(Records about charts and figures)
┄┄┄┄┄┄

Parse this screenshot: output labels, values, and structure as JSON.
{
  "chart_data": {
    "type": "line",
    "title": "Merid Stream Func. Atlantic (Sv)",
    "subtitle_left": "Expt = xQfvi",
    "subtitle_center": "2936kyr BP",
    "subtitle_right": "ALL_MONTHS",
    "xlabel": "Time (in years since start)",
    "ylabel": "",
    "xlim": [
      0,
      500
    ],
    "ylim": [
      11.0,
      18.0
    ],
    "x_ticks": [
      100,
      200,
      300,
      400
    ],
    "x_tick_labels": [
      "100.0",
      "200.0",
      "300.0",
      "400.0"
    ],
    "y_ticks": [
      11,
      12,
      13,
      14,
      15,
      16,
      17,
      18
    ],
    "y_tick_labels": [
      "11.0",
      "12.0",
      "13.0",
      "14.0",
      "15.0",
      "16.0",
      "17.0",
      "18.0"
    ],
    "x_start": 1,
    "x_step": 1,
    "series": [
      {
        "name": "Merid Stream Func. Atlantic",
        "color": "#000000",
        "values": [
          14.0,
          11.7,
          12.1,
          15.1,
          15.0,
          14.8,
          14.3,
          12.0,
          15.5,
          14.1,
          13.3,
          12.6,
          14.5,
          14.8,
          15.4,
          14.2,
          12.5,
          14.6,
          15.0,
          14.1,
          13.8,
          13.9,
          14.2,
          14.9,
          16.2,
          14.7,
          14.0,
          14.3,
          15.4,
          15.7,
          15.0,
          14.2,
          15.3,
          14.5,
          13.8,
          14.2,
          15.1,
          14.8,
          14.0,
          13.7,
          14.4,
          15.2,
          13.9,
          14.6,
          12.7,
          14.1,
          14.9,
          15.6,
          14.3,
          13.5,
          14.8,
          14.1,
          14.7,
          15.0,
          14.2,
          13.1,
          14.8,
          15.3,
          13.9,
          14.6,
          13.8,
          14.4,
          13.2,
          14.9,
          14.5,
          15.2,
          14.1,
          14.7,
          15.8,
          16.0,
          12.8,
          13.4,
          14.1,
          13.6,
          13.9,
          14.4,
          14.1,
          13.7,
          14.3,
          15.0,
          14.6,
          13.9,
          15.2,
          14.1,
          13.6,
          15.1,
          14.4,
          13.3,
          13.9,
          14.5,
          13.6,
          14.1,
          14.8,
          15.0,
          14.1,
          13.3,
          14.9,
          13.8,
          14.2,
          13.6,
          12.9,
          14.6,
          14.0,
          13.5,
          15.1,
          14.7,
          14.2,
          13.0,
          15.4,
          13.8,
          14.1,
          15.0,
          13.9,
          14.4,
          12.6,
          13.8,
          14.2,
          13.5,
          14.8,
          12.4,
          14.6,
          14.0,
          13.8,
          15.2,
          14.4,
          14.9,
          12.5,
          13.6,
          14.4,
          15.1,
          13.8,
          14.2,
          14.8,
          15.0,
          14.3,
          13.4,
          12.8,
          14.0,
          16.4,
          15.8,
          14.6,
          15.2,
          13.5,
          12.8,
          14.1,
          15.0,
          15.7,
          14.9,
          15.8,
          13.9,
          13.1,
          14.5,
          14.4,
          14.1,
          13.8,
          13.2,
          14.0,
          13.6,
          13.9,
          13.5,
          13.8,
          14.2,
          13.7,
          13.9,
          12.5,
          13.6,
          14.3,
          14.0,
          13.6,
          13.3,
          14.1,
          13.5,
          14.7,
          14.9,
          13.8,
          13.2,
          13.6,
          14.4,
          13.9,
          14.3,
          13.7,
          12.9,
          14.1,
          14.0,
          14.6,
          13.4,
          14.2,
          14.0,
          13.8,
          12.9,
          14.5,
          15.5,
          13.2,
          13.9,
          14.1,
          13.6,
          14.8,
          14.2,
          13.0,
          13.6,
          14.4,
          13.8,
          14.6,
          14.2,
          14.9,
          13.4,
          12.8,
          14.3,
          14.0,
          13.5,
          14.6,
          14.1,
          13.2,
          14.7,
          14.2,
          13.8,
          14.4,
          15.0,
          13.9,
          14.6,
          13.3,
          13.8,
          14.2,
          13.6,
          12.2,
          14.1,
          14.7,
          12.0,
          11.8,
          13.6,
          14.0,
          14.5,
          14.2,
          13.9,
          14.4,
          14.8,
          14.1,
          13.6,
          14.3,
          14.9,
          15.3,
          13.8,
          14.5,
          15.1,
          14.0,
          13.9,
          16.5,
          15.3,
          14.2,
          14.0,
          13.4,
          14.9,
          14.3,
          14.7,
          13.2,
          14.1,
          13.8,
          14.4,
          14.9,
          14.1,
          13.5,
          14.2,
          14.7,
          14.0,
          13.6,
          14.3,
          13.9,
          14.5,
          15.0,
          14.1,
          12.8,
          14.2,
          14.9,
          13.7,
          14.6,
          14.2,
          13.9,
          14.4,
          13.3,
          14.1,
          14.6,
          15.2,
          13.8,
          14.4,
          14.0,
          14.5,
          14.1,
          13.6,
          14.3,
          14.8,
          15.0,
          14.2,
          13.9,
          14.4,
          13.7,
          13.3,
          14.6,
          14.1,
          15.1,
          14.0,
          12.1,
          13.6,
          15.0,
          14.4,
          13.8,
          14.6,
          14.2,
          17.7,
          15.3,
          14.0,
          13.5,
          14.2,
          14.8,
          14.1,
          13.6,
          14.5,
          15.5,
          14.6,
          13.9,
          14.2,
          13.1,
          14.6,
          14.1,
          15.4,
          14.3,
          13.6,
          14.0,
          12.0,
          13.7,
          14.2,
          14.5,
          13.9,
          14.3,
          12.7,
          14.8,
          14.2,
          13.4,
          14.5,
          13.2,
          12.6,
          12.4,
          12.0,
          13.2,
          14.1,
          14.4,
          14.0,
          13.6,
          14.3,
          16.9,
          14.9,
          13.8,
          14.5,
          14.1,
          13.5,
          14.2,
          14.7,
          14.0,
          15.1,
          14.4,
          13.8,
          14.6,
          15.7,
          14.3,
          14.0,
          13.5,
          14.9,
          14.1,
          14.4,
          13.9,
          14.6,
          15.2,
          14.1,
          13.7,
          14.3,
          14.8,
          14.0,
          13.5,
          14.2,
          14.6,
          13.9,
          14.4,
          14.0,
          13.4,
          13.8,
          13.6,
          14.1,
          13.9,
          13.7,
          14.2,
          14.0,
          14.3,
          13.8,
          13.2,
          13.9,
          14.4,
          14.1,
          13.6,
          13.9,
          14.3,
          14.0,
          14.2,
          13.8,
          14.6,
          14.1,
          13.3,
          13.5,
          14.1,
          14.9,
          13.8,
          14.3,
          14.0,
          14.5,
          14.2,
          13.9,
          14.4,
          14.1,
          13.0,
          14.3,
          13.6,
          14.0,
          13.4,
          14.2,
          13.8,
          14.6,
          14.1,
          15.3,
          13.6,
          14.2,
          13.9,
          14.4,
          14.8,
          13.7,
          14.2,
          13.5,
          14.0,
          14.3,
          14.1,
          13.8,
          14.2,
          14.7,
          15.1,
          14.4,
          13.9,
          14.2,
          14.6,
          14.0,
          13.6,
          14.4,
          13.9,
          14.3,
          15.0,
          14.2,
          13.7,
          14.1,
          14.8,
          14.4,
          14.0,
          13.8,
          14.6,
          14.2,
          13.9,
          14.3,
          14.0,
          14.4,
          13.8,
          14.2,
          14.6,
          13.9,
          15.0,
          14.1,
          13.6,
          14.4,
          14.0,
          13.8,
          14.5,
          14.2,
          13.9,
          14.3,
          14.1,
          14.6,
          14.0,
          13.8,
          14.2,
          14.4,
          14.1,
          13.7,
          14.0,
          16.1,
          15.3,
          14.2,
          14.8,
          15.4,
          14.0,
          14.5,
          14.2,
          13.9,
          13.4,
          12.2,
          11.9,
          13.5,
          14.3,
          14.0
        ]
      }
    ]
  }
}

┄┄┄┄┄┄

» STATED PROBLEM: Return all lines containing "Merid".

» ANSWER TO THE TASK:
    "title": "Merid Stream Func. Atlantic (Sv)",
        "name": "Merid Stream Func. Atlantic",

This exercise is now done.